◆ **TASK BRIEF**
Extract the full set of records that follows, word for word.

◆ **THE INPUT**

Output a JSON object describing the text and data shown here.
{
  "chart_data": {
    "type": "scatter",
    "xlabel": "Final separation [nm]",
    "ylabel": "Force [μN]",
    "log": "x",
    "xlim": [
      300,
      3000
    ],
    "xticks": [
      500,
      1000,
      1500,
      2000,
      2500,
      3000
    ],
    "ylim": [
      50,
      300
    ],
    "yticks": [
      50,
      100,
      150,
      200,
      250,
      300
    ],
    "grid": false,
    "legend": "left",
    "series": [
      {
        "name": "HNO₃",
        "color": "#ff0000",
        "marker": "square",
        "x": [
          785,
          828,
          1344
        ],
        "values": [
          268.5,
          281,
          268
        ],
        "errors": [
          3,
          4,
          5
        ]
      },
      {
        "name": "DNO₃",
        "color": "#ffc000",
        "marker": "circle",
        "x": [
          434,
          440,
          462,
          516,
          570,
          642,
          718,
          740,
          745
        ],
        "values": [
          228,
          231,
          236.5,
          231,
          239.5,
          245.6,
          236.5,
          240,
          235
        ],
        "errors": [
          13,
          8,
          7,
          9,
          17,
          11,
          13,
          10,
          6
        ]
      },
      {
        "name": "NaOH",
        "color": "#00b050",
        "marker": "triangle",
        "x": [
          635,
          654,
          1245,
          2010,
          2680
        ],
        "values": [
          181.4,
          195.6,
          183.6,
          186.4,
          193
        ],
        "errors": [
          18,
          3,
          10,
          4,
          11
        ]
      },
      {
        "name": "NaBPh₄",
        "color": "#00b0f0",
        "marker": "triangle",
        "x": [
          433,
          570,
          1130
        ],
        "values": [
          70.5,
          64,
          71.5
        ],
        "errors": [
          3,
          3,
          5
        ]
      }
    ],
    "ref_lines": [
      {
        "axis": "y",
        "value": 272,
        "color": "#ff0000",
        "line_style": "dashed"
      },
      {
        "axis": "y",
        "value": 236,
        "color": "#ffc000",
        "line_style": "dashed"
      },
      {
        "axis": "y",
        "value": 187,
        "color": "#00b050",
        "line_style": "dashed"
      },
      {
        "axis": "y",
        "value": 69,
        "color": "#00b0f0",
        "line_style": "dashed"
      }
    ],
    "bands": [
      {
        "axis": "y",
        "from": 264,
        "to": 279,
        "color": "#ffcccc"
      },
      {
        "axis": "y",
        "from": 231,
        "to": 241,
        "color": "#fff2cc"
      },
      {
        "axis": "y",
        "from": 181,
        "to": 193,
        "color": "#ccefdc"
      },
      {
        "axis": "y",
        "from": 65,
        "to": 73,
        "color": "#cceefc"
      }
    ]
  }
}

◆ **FINISHED EXERCISE**
Output a JSON object describing the text and data shown here.
{
  "chart_data": {
    "type": "scatter",
    "xlabel": "Final separation [nm]",
    "ylabel": "Force [μN]",
    "log": "x",
    "xlim": [
      300,
      3000
    ],
    "xticks": [
      500,
      1000,
      1500,
      2000,
      2500,
      3000
    ],
    "ylim": [
      50,
      300
    ],
    "yticks": [
      50,
      100,
      150,
      200,
      250,
      300
    ],
    "grid": false,
    "legend": "left",
    "series": [
      {
        "name": "HNO₃",
        "color": "#ff0000",
        "marker": "square",
        "x": [
          785,
          828,
          1344
        ],
        "values": [
          268.5,
          281,
          268
        ],
        "errors": [
          3,
          4,
          5
        ]
      },
      {
        "name": "DNO₃",
        "color": "#ffc000",
        "marker": "circle",
        "x": [
          434,
          440,
          462,
          516,
          570,
          642,
          718,
          740,
          745
        ],
        "values": [
          228,
          231,
          236.5,
          231,
          239.5,
          245.6,
          236.5,
          240,
          235
        ],
        "errors": [
          13,
          8,
          7,
          9,
          17,
          11,
          13,
          10,
          6
        ]
      },
      {
        "name": "NaOH",
        "color": "#00b050",
        "marker": "triangle",
        "x": [
          635,
          654,
          1245,
          2010,
          2680
        ],
        "values": [
          181.4,
          195.6,
          183.6,
          186.4,
          193
        ],
        "errors": [
          18,
          3,
          10,
          4,
          11
        ]
      },
      {
        "name": "NaBPh₄",
        "color": "#00b0f0",
        "marker": "triangle",
        "x": [
          433,
          570,
          1130
        ],
        "values": [
          70.5,
          64,
          71.5
        ],
        "errors": [
          3,
          3,
          5
        ]
      }
    ],
    "ref_lines": [
      {
        "axis": "y",
        "value": 272,
        "color": "#ff0000",
        "line_style": "dashed"
      },
      {
        "axis": "y",
        "value": 236,
        "color": "#ffc000",
        "line_style": "dashed"
      },
      {
        "axis": "y",
        "value": 187,
        "color": "#00b050",
        "line_style": "dashed"
      },
      {
        "axis": "y",
        "value": 69,
        "color": "#00b0f0",
        "line_style": "dashed"
      }
    ],
    "bands": [
      {
        "axis": "y",
        "from": 264,
        "to": 279,
        "color": "#ffcccc"
      },
      {
        "axis": "y",
        "from": 231,
        "to": 241,
        "color": "#fff2cc"
      },
      {
        "axis": "y",
        "from": 181,
        "to": 193,
        "color": "#ccefdc"
      },
      {
        "axis": "y",
        "from": 65,
        "to": 73,
        "color": "#cceefc"
      }
    ]
  }
}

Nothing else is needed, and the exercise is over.